Aplica lo leído.
1. Enumera las características que, según el fragmento sobre exoplanetas, tienen la mayoría de los exoplanetas confirmados.
2. Responde con base en el fragmento sobre exoplanetas:
(a) ¿En qué año se descubrió el primer exoplaneta?
(b) ¿Cómo se llama el sistema planetario que anunció la NASA?
(c) ¿Cuántos de sus exoplanetas estarían en una "zona habitable"?
3. Indica si cada afirmación concuerda con el fragmento sobre exoplanetas y cita las palabras que lo deciden:
(a) Se han confirmado más de 3.500 exoplanetas.
(b) Los tres telescopios usados en el descubrimiento están instalados en Chile.
(c) En la "zona habitable" el agua está congelada.

27 febrero, 2017

Desde que en 1995 se descubriera el primer exoplaneta o planeta extrasolar se han confirmado más de 3.500 cuerpos de este tipo que orbitan una estrella distinta al Sol. La mayoría de ellos son gigantes gaseosos, con órbitas muy cercanas a su estrella y períodos orbitales muy cortos.

Sin embargo, dentro de estos múltiples sistemas existe lo que los expertos han denominado la “zona habitable”, que es aquella donde el exoplaneta no está tan cerca de su estrella (o sol) como para que el agua se evapore, o muy lejos para que el agua este congelada. Ejemplo de ello, es nuestro planeta.

Hace algunos días, la NASA anunció al mundo que -gracias a dos telescopios instalados en Chile y otro operando en el espacio- científicos descubrieron un llamativo sistema planetario (TRAPPIST-1) que cuenta con siete exoplanetas, de los cuales tres estarían en una “zona habitable”, por lo que podrían albergar océanos de agua, abriendo la posibilidad de que contengan vida.

Información extraída.
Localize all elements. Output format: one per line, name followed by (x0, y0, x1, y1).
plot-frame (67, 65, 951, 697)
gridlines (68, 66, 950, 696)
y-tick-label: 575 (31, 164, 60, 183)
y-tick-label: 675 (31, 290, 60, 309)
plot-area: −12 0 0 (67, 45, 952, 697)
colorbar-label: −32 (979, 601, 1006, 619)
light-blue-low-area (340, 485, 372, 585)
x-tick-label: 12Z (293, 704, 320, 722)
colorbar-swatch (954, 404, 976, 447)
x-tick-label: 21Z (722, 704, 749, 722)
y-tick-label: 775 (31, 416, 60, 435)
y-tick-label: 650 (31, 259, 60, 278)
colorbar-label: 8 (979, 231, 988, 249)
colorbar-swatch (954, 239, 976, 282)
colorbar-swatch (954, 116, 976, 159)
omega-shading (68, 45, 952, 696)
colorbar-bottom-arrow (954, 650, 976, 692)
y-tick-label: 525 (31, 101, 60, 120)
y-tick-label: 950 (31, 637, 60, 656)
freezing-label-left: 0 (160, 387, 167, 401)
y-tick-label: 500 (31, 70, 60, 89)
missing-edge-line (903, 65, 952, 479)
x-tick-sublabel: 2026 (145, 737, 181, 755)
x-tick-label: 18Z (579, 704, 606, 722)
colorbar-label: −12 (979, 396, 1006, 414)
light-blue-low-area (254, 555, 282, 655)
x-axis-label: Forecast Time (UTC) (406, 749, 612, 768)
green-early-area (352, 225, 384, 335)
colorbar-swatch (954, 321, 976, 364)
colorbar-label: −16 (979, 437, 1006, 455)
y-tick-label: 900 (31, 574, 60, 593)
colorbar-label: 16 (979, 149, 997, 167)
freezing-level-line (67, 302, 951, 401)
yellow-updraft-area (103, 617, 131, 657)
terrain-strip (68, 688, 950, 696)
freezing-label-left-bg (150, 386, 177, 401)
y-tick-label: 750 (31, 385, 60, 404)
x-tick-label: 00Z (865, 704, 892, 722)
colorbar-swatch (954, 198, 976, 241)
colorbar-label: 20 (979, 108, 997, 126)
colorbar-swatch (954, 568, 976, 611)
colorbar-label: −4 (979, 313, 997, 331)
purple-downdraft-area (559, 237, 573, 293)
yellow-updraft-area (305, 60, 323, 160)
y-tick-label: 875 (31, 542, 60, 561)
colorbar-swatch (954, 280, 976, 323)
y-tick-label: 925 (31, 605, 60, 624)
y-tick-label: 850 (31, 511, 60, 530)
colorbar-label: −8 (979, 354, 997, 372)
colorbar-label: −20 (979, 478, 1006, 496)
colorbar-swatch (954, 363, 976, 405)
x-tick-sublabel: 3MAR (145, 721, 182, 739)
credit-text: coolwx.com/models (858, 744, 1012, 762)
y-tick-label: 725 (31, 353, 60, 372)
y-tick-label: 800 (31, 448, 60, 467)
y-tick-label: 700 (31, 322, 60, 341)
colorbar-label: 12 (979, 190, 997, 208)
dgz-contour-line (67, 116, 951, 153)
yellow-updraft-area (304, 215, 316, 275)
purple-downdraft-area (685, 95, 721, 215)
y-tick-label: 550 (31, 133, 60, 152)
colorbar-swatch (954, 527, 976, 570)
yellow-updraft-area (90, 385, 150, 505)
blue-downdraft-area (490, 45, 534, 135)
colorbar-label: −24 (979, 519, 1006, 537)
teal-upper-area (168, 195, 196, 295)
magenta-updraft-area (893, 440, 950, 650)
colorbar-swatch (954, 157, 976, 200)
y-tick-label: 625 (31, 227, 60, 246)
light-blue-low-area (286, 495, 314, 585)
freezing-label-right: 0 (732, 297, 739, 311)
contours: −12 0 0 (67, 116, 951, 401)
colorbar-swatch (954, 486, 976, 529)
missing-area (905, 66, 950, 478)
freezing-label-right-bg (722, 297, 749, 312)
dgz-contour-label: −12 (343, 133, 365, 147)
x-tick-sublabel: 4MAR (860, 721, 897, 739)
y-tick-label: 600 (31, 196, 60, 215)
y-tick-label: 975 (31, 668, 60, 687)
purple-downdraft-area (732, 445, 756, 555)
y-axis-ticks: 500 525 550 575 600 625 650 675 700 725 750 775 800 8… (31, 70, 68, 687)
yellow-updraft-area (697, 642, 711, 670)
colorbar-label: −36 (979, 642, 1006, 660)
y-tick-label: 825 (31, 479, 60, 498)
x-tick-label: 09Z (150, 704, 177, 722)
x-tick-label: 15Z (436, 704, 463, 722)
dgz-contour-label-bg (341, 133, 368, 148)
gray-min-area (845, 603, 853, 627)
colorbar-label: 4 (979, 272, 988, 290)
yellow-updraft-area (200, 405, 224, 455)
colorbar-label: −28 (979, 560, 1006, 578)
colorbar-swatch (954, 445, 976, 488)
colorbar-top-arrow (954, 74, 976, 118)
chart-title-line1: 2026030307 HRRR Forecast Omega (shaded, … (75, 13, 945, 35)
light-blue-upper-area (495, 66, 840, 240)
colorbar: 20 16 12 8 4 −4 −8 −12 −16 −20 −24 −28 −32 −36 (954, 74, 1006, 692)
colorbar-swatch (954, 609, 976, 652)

Respuestas por tarea.
1.
- Son gigantes gaseosos.
- Tienen órbitas muy cercanas a su estrella.
- Tienen períodos orbitales muy cortos.

2.
(a) En 1995.
(b) TRAPPIST-1.
(c) Tres.

3.
(a) Sí: "se han confirmado más de 3.500 cuerpos de este tipo".
(b) No: "dos telescopios instalados en Chile y otro operando en el espacio".
(c) No: "donde el exoplaneta no está tan cerca de su estrella (o sol) como para que el agua se evapore, o muy lejos para que el agua este congelada".